Task goal:
Write every line below out again, exactly as given, but leave out the pictures.
(Beginning of Data supplied)
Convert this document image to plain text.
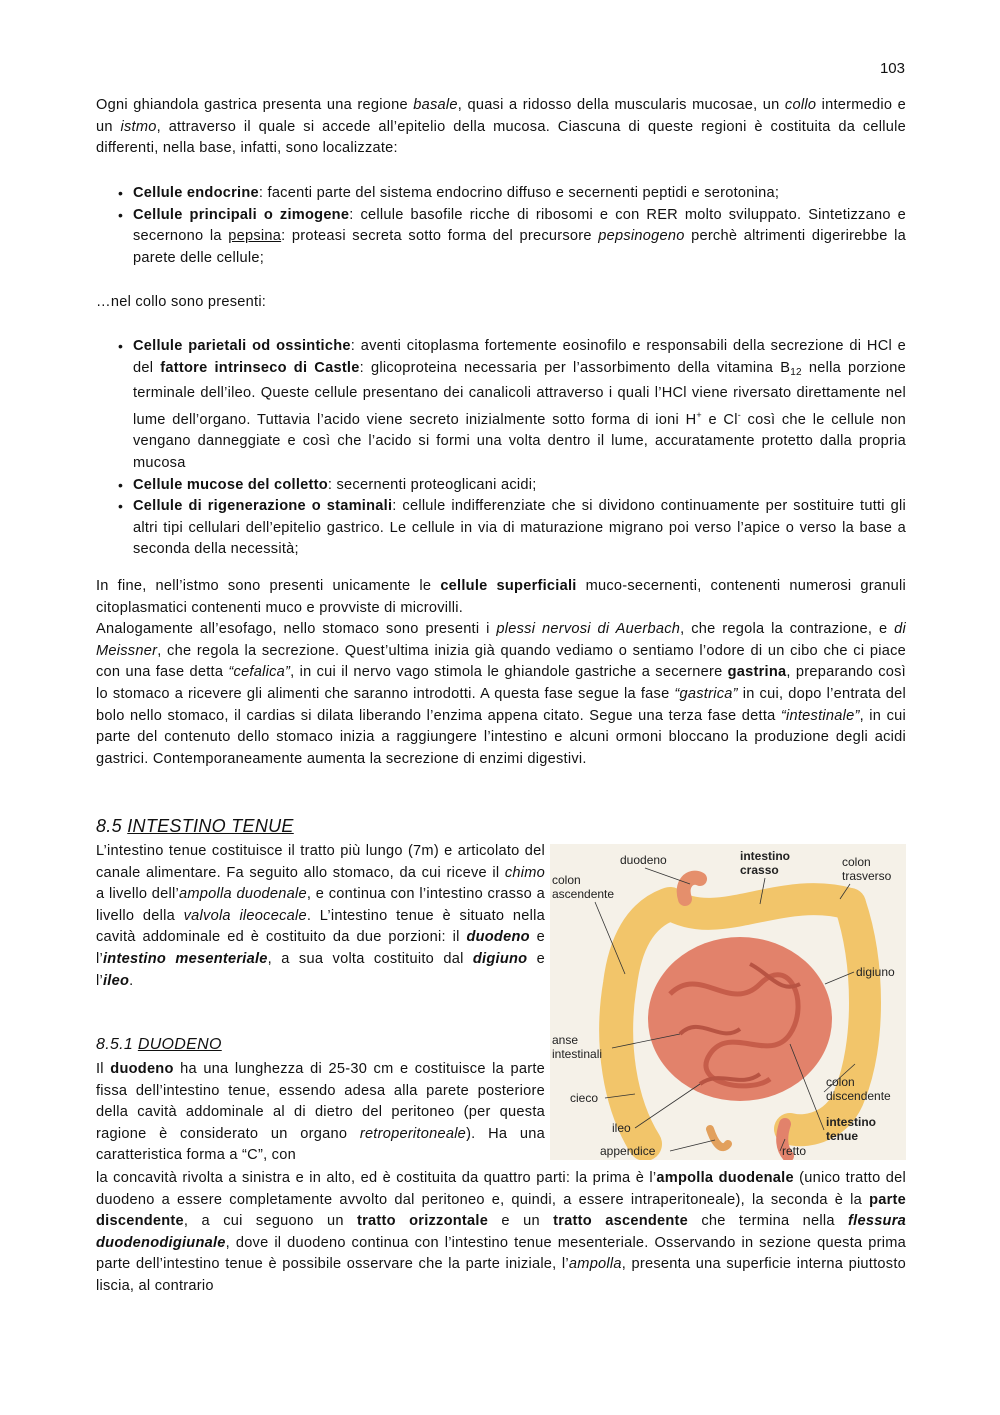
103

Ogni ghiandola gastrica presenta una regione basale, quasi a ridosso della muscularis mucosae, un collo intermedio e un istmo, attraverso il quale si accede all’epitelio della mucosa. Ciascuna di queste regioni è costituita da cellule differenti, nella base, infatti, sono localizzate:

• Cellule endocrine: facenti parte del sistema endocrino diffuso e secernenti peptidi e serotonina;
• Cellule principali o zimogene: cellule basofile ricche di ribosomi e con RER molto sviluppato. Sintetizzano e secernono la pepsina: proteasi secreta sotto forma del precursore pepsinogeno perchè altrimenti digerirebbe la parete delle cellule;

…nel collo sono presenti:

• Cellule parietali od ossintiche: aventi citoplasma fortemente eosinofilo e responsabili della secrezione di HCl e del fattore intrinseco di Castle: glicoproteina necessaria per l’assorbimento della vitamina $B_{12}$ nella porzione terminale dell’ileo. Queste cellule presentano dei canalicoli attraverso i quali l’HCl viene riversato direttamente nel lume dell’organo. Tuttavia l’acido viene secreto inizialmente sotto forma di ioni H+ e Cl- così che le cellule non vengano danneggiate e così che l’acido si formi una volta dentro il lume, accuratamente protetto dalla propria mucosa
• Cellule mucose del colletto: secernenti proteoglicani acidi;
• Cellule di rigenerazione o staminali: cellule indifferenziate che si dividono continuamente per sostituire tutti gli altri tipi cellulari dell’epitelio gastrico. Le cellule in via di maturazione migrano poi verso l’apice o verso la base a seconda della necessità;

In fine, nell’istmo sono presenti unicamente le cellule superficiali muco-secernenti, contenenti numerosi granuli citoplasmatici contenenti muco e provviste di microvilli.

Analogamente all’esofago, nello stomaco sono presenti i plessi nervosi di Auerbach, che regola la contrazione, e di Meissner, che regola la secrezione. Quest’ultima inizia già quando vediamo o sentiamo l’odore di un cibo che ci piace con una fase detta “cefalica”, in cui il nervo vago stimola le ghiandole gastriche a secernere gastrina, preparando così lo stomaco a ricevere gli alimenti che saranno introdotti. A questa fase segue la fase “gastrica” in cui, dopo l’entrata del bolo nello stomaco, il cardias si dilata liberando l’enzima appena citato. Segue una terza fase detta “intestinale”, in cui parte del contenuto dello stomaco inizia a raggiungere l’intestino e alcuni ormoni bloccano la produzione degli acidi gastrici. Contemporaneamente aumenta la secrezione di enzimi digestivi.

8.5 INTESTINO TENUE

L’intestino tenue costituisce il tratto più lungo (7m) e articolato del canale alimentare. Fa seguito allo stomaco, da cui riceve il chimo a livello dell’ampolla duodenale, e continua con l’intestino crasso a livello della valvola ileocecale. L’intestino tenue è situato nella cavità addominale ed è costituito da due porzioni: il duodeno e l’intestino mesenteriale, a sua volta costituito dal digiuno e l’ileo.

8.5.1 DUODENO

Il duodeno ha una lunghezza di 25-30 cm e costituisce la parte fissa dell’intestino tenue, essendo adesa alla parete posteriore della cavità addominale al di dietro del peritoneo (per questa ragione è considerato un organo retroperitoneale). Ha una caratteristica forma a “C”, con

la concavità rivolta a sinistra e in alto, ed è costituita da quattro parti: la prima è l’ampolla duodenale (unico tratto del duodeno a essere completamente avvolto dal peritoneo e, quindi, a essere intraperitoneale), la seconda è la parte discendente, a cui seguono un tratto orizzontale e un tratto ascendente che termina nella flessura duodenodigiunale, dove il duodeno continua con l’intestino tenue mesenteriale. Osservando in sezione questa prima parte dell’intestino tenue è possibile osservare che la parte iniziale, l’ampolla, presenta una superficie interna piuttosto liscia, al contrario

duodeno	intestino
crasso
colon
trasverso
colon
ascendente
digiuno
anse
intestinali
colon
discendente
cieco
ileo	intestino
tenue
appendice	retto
(End of Data supplied)
Answer to this exercise:
Convert this document image to plain text.
103

Ogni ghiandola gastrica presenta una regione basale, quasi a ridosso della muscularis mucosae, un collo intermedio e un istmo, attraverso il quale si accede all’epitelio della mucosa. Ciascuna di queste regioni è costituita da cellule differenti, nella base, infatti, sono localizzate:

• Cellule endocrine: facenti parte del sistema endocrino diffuso e secernenti peptidi e serotonina;
• Cellule principali o zimogene: cellule basofile ricche di ribosomi e con RER molto sviluppato. Sintetizzano e secernono la pepsina: proteasi secreta sotto forma del precursore pepsinogeno perchè altrimenti digerirebbe la parete delle cellule;

…nel collo sono presenti:

• Cellule parietali od ossintiche: aventi citoplasma fortemente eosinofilo e responsabili della secrezione di HCl e del fattore intrinseco di Castle: glicoproteina necessaria per l’assorbimento della vitamina $B_{12}$ nella porzione terminale dell’ileo. Queste cellule presentano dei canalicoli attraverso i quali l’HCl viene riversato direttamente nel lume dell’organo. Tuttavia l’acido viene secreto inizialmente sotto forma di ioni H+ e Cl- così che le cellule non vengano danneggiate e così che l’acido si formi una volta dentro il lume, accuratamente protetto dalla propria mucosa
• Cellule mucose del colletto: secernenti proteoglicani acidi;
• Cellule di rigenerazione o staminali: cellule indifferenziate che si dividono continuamente per sostituire tutti gli altri tipi cellulari dell’epitelio gastrico. Le cellule in via di maturazione migrano poi verso l’apice o verso la base a seconda della necessità;

In fine, nell’istmo sono presenti unicamente le cellule superficiali muco-secernenti, contenenti numerosi granuli citoplasmatici contenenti muco e provviste di microvilli.

Analogamente all’esofago, nello stomaco sono presenti i plessi nervosi di Auerbach, che regola la contrazione, e di Meissner, che regola la secrezione. Quest’ultima inizia già quando vediamo o sentiamo l’odore di un cibo che ci piace con una fase detta “cefalica”, in cui il nervo vago stimola le ghiandole gastriche a secernere gastrina, preparando così lo stomaco a ricevere gli alimenti che saranno introdotti. A questa fase segue la fase “gastrica” in cui, dopo l’entrata del bolo nello stomaco, il cardias si dilata liberando l’enzima appena citato. Segue una terza fase detta “intestinale”, in cui parte del contenuto dello stomaco inizia a raggiungere l’intestino e alcuni ormoni bloccano la produzione degli acidi gastrici. Contemporaneamente aumenta la secrezione di enzimi digestivi.

8.5 INTESTINO TENUE

L’intestino tenue costituisce il tratto più lungo (7m) e articolato del canale alimentare. Fa seguito allo stomaco, da cui riceve il chimo a livello dell’ampolla duodenale, e continua con l’intestino crasso a livello della valvola ileocecale. L’intestino tenue è situato nella cavità addominale ed è costituito da due porzioni: il duodeno e l’intestino mesenteriale, a sua volta costituito dal digiuno e l’ileo.

8.5.1 DUODENO

Il duodeno ha una lunghezza di 25-30 cm e costituisce la parte fissa dell’intestino tenue, essendo adesa alla parete posteriore della cavità addominale al di dietro del peritoneo (per questa ragione è considerato un organo retroperitoneale). Ha una caratteristica forma a “C”, con

la concavità rivolta a sinistra e in alto, ed è costituita da quattro parti: la prima è l’ampolla duodenale (unico tratto del duodeno a essere completamente avvolto dal peritoneo e, quindi, a essere intraperitoneale), la seconda è la parte discendente, a cui seguono un tratto orizzontale e un tratto ascendente che termina nella flessura duodenodigiunale, dove il duodeno continua con l’intestino tenue mesenteriale. Osservando in sezione questa prima parte dell’intestino tenue è possibile osservare che la parte iniziale, l’ampolla, presenta una superficie interna piuttosto liscia, al contrario

duodeno	intestino
crasso
colon
trasverso
colon
ascendente
digiuno
anse
intestinali
colon
discendente
cieco
ileo	intestino
tenue
appendice	retto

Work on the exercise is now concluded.